> SET PROBLEM
Write out the whole listing again, exactly.
[Begin RECORDS]
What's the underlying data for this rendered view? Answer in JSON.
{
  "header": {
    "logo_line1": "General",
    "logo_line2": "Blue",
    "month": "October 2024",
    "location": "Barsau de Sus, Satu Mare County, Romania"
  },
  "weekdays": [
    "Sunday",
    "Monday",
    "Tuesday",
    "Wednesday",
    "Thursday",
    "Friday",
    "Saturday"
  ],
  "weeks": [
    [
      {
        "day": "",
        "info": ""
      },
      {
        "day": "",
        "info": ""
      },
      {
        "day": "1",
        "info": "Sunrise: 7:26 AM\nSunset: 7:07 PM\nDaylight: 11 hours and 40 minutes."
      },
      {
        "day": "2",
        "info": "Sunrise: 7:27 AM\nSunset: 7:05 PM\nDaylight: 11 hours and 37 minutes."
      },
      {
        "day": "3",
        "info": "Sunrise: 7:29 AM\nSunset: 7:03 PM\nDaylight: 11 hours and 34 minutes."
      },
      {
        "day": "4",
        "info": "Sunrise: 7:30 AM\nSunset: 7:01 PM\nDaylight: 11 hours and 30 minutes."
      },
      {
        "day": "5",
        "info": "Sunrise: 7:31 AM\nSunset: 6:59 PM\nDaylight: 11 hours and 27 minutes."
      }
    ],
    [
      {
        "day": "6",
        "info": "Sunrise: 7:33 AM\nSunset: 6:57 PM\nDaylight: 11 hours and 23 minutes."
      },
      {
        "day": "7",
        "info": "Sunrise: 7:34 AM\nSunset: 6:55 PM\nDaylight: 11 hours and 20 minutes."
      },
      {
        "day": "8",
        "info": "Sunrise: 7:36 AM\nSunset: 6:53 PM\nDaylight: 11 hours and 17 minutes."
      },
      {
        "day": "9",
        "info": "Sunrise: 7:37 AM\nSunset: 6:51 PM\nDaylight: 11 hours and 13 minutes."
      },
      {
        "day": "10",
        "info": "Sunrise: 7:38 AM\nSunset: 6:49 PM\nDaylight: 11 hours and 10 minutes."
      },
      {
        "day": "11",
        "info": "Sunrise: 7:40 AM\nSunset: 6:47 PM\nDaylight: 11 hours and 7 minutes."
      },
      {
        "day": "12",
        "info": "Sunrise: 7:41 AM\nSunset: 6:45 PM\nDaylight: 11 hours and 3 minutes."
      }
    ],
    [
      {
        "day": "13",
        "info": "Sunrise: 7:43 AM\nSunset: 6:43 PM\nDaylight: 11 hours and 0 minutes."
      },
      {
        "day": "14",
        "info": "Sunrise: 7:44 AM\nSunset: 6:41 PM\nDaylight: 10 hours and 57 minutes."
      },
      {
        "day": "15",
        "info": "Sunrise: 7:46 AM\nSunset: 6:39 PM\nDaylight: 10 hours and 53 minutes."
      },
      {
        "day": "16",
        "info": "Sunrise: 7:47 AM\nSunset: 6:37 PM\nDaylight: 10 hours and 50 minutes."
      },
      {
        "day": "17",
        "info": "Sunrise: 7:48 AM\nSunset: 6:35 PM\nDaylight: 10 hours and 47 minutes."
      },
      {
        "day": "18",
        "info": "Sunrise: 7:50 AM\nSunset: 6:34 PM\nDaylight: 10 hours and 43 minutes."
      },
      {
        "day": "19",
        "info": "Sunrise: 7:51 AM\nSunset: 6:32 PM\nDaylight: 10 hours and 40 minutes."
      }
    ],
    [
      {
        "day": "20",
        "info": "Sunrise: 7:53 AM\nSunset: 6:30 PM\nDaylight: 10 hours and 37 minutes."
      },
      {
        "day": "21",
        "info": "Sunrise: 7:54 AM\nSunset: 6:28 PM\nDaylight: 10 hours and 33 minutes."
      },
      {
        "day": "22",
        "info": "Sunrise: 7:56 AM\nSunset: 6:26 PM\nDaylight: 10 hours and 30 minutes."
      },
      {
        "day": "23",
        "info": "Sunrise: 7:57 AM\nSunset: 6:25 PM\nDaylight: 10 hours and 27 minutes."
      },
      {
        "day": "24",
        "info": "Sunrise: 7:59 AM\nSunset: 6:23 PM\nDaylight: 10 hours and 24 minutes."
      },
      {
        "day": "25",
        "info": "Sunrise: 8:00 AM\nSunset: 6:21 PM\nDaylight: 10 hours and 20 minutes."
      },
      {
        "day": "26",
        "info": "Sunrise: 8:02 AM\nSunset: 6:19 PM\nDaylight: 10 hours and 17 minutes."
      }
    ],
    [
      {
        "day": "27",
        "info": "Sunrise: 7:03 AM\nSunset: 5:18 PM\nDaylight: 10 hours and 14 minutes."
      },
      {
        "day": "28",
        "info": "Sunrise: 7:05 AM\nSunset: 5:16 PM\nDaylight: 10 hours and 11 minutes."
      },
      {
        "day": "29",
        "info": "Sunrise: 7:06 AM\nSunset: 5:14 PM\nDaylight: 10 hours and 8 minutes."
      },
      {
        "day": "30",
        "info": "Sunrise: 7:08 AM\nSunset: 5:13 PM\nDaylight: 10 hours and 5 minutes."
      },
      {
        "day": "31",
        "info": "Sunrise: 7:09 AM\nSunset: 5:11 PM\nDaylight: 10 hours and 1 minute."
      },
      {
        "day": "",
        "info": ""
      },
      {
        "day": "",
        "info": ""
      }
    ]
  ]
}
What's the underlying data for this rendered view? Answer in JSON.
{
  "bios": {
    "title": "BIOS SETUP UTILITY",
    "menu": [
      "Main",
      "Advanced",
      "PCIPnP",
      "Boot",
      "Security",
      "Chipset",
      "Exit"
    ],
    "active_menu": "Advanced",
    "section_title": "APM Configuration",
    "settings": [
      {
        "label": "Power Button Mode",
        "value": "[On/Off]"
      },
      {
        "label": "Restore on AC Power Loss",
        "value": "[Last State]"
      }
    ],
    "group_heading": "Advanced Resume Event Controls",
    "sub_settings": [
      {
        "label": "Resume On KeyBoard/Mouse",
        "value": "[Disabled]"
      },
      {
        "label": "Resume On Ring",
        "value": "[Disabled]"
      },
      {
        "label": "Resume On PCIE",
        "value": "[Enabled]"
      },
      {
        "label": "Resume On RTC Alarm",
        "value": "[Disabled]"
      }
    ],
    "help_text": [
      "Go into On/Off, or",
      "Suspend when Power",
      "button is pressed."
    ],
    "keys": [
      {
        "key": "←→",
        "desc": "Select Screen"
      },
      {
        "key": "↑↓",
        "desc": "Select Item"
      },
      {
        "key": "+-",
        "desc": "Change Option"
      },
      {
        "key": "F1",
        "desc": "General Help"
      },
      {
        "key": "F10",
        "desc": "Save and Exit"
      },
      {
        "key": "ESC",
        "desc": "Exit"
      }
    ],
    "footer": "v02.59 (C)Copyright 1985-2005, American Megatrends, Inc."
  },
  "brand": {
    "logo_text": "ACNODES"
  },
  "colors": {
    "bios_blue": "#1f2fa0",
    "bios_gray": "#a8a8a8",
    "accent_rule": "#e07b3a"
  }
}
[End RECORDS]
> FULL OUTPUT
What's the underlying data for this rendered view? Answer in JSON.
{
  "header": {
    "logo_line1": "General",
    "logo_line2": "Blue",
    "month": "October 2024",
    "location": "Barsau de Sus, Satu Mare County, Romania"
  },
  "weekdays": [
    "Sunday",
    "Monday",
    "Tuesday",
    "Wednesday",
    "Thursday",
    "Friday",
    "Saturday"
  ],
  "weeks": [
    [
      {
        "day": "",
        "info": ""
      },
      {
        "day": "",
        "info": ""
      },
      {
        "day": "1",
        "info": "Sunrise: 7:26 AM\nSunset: 7:07 PM\nDaylight: 11 hours and 40 minutes."
      },
      {
        "day": "2",
        "info": "Sunrise: 7:27 AM\nSunset: 7:05 PM\nDaylight: 11 hours and 37 minutes."
      },
      {
        "day": "3",
        "info": "Sunrise: 7:29 AM\nSunset: 7:03 PM\nDaylight: 11 hours and 34 minutes."
      },
      {
        "day": "4",
        "info": "Sunrise: 7:30 AM\nSunset: 7:01 PM\nDaylight: 11 hours and 30 minutes."
      },
      {
        "day": "5",
        "info": "Sunrise: 7:31 AM\nSunset: 6:59 PM\nDaylight: 11 hours and 27 minutes."
      }
    ],
    [
      {
        "day": "6",
        "info": "Sunrise: 7:33 AM\nSunset: 6:57 PM\nDaylight: 11 hours and 23 minutes."
      },
      {
        "day": "7",
        "info": "Sunrise: 7:34 AM\nSunset: 6:55 PM\nDaylight: 11 hours and 20 minutes."
      },
      {
        "day": "8",
        "info": "Sunrise: 7:36 AM\nSunset: 6:53 PM\nDaylight: 11 hours and 17 minutes."
      },
      {
        "day": "9",
        "info": "Sunrise: 7:37 AM\nSunset: 6:51 PM\nDaylight: 11 hours and 13 minutes."
      },
      {
        "day": "10",
        "info": "Sunrise: 7:38 AM\nSunset: 6:49 PM\nDaylight: 11 hours and 10 minutes."
      },
      {
        "day": "11",
        "info": "Sunrise: 7:40 AM\nSunset: 6:47 PM\nDaylight: 11 hours and 7 minutes."
      },
      {
        "day": "12",
        "info": "Sunrise: 7:41 AM\nSunset: 6:45 PM\nDaylight: 11 hours and 3 minutes."
      }
    ],
    [
      {
        "day": "13",
        "info": "Sunrise: 7:43 AM\nSunset: 6:43 PM\nDaylight: 11 hours and 0 minutes."
      },
      {
        "day": "14",
        "info": "Sunrise: 7:44 AM\nSunset: 6:41 PM\nDaylight: 10 hours and 57 minutes."
      },
      {
        "day": "15",
        "info": "Sunrise: 7:46 AM\nSunset: 6:39 PM\nDaylight: 10 hours and 53 minutes."
      },
      {
        "day": "16",
        "info": "Sunrise: 7:47 AM\nSunset: 6:37 PM\nDaylight: 10 hours and 50 minutes."
      },
      {
        "day": "17",
        "info": "Sunrise: 7:48 AM\nSunset: 6:35 PM\nDaylight: 10 hours and 47 minutes."
      },
      {
        "day": "18",
        "info": "Sunrise: 7:50 AM\nSunset: 6:34 PM\nDaylight: 10 hours and 43 minutes."
      },
      {
        "day": "19",
        "info": "Sunrise: 7:51 AM\nSunset: 6:32 PM\nDaylight: 10 hours and 40 minutes."
      }
    ],
    [
      {
        "day": "20",
        "info": "Sunrise: 7:53 AM\nSunset: 6:30 PM\nDaylight: 10 hours and 37 minutes."
      },
      {
        "day": "21",
        "info": "Sunrise: 7:54 AM\nSunset: 6:28 PM\nDaylight: 10 hours and 33 minutes."
      },
      {
        "day": "22",
        "info": "Sunrise: 7:56 AM\nSunset: 6:26 PM\nDaylight: 10 hours and 30 minutes."
      },
      {
        "day": "23",
        "info": "Sunrise: 7:57 AM\nSunset: 6:25 PM\nDaylight: 10 hours and 27 minutes."
      },
      {
        "day": "24",
        "info": "Sunrise: 7:59 AM\nSunset: 6:23 PM\nDaylight: 10 hours and 24 minutes."
      },
      {
        "day": "25",
        "info": "Sunrise: 8:00 AM\nSunset: 6:21 PM\nDaylight: 10 hours and 20 minutes."
      },
      {
        "day": "26",
        "info": "Sunrise: 8:02 AM\nSunset: 6:19 PM\nDaylight: 10 hours and 17 minutes."
      }
    ],
    [
      {
        "day": "27",
        "info": "Sunrise: 7:03 AM\nSunset: 5:18 PM\nDaylight: 10 hours and 14 minutes."
      },
      {
        "day": "28",
        "info": "Sunrise: 7:05 AM\nSunset: 5:16 PM\nDaylight: 10 hours and 11 minutes."
      },
      {
        "day": "29",
        "info": "Sunrise: 7:06 AM\nSunset: 5:14 PM\nDaylight: 10 hours and 8 minutes."
      },
      {
        "day": "30",
        "info": "Sunrise: 7:08 AM\nSunset: 5:13 PM\nDaylight: 10 hours and 5 minutes."
      },
      {
        "day": "31",
        "info": "Sunrise: 7:09 AM\nSunset: 5:11 PM\nDaylight: 10 hours and 1 minute."
      },
      {
        "day": "",
        "info": ""
      },
      {
        "day": "",
        "info": ""
      }
    ]
  ]
}
What's the underlying data for this rendered view? Answer in JSON.
{
  "bios": {
    "title": "BIOS SETUP UTILITY",
    "menu": [
      "Main",
      "Advanced",
      "PCIPnP",
      "Boot",
      "Security",
      "Chipset",
      "Exit"
    ],
    "active_menu": "Advanced",
    "section_title": "APM Configuration",
    "settings": [
      {
        "label": "Power Button Mode",
        "value": "[On/Off]"
      },
      {
        "label": "Restore on AC Power Loss",
        "value": "[Last State]"
      }
    ],
    "group_heading": "Advanced Resume Event Controls",
    "sub_settings": [
      {
        "label": "Resume On KeyBoard/Mouse",
        "value": "[Disabled]"
      },
      {
        "label": "Resume On Ring",
        "value": "[Disabled]"
      },
      {
        "label": "Resume On PCIE",
        "value": "[Enabled]"
      },
      {
        "label": "Resume On RTC Alarm",
        "value": "[Disabled]"
      }
    ],
    "help_text": [
      "Go into On/Off, or",
      "Suspend when Power",
      "button is pressed."
    ],
    "keys": [
      {
        "key": "←→",
        "desc": "Select Screen"
      },
      {
        "key": "↑↓",
        "desc": "Select Item"
      },
      {
        "key": "+-",
        "desc": "Change Option"
      },
      {
        "key": "F1",
        "desc": "General Help"
      },
      {
        "key": "F10",
        "desc": "Save and Exit"
      },
      {
        "key": "ESC",
        "desc": "Exit"
      }
    ],
    "footer": "v02.59 (C)Copyright 1985-2005, American Megatrends, Inc."
  },
  "brand": {
    "logo_text": "ACNODES"
  },
  "colors": {
    "bios_blue": "#1f2fa0",
    "bios_gray": "#a8a8a8",
    "accent_rule": "#e07b3a"
  }
}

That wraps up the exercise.